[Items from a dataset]
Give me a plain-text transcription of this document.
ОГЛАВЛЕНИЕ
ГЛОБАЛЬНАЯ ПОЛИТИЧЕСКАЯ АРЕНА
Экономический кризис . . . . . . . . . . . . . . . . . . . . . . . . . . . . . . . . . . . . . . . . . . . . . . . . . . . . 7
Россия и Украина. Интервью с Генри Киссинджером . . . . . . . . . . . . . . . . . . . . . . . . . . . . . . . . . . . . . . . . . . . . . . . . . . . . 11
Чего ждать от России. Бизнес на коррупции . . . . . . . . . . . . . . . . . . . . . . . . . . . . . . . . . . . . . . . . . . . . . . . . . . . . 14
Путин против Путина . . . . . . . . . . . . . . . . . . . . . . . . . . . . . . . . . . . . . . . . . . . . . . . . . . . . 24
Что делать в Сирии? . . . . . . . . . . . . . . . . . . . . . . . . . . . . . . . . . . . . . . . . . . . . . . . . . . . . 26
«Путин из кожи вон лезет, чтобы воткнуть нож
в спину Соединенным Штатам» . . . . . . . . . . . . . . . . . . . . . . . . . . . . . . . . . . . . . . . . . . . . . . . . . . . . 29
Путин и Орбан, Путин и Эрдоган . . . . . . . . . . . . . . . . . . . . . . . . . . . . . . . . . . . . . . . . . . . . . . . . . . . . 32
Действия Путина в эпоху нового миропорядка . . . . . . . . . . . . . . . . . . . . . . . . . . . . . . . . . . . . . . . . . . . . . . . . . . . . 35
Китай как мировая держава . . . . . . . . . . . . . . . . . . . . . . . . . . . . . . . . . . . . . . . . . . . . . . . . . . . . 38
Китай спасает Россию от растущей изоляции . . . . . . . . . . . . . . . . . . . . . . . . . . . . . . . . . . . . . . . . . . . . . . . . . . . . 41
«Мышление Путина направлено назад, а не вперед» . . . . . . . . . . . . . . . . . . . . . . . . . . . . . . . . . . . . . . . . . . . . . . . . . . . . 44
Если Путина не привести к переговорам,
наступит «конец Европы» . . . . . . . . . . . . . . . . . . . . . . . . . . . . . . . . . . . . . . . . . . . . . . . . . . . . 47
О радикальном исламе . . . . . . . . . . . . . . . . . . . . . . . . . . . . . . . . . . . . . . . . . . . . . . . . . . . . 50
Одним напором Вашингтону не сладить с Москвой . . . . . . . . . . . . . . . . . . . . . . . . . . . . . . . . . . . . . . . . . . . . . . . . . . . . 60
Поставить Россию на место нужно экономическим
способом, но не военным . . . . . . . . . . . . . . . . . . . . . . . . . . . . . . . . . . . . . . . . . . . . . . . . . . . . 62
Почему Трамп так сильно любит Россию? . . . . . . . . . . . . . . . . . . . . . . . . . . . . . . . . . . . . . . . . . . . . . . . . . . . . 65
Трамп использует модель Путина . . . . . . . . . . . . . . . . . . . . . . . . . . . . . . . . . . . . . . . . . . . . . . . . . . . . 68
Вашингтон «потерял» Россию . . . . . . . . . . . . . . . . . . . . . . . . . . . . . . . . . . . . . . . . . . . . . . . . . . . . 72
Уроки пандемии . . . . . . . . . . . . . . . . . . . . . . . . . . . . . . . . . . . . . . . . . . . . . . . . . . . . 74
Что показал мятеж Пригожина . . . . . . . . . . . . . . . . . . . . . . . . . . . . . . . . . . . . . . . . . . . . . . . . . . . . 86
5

TASK DIRECTIONS> Reproduce the listing shown above in its entirety, exactly.

OUTPUT BELOW>
Give me a plain-text transcription of this document.
ОГЛАВЛЕНИЕ
ГЛОБАЛЬНАЯ ПОЛИТИЧЕСКАЯ АРЕНА
Экономический кризис . . . . . . . . . . . . . . . . . . . . . . . . . . . . . . . . . . . . . . . . . . . . . . . . . . . . 7
Россия и Украина. Интервью с Генри Киссинджером . . . . . . . . . . . . . . . . . . . . . . . . . . . . . . . . . . . . . . . . . . . . . . . . . . . . 11
Чего ждать от России. Бизнес на коррупции . . . . . . . . . . . . . . . . . . . . . . . . . . . . . . . . . . . . . . . . . . . . . . . . . . . . 14
Путин против Путина . . . . . . . . . . . . . . . . . . . . . . . . . . . . . . . . . . . . . . . . . . . . . . . . . . . . 24
Что делать в Сирии? . . . . . . . . . . . . . . . . . . . . . . . . . . . . . . . . . . . . . . . . . . . . . . . . . . . . 26
«Путин из кожи вон лезет, чтобы воткнуть нож
в спину Соединенным Штатам» . . . . . . . . . . . . . . . . . . . . . . . . . . . . . . . . . . . . . . . . . . . . . . . . . . . . 29
Путин и Орбан, Путин и Эрдоган . . . . . . . . . . . . . . . . . . . . . . . . . . . . . . . . . . . . . . . . . . . . . . . . . . . . 32
Действия Путина в эпоху нового миропорядка . . . . . . . . . . . . . . . . . . . . . . . . . . . . . . . . . . . . . . . . . . . . . . . . . . . . 35
Китай как мировая держава . . . . . . . . . . . . . . . . . . . . . . . . . . . . . . . . . . . . . . . . . . . . . . . . . . . . 38
Китай спасает Россию от растущей изоляции . . . . . . . . . . . . . . . . . . . . . . . . . . . . . . . . . . . . . . . . . . . . . . . . . . . . 41
«Мышление Путина направлено назад, а не вперед» . . . . . . . . . . . . . . . . . . . . . . . . . . . . . . . . . . . . . . . . . . . . . . . . . . . . 44
Если Путина не привести к переговорам,
наступит «конец Европы» . . . . . . . . . . . . . . . . . . . . . . . . . . . . . . . . . . . . . . . . . . . . . . . . . . . . 47
О радикальном исламе . . . . . . . . . . . . . . . . . . . . . . . . . . . . . . . . . . . . . . . . . . . . . . . . . . . . 50
Одним напором Вашингтону не сладить с Москвой . . . . . . . . . . . . . . . . . . . . . . . . . . . . . . . . . . . . . . . . . . . . . . . . . . . . 60
Поставить Россию на место нужно экономическим
способом, но не военным . . . . . . . . . . . . . . . . . . . . . . . . . . . . . . . . . . . . . . . . . . . . . . . . . . . . 62
Почему Трамп так сильно любит Россию? . . . . . . . . . . . . . . . . . . . . . . . . . . . . . . . . . . . . . . . . . . . . . . . . . . . . 65
Трамп использует модель Путина . . . . . . . . . . . . . . . . . . . . . . . . . . . . . . . . . . . . . . . . . . . . . . . . . . . . 68
Вашингтон «потерял» Россию . . . . . . . . . . . . . . . . . . . . . . . . . . . . . . . . . . . . . . . . . . . . . . . . . . . . 72
Уроки пандемии . . . . . . . . . . . . . . . . . . . . . . . . . . . . . . . . . . . . . . . . . . . . . . . . . . . . 74
Что показал мятеж Пригожина . . . . . . . . . . . . . . . . . . . . . . . . . . . . . . . . . . . . . . . . . . . . . . . . . . . . 86
5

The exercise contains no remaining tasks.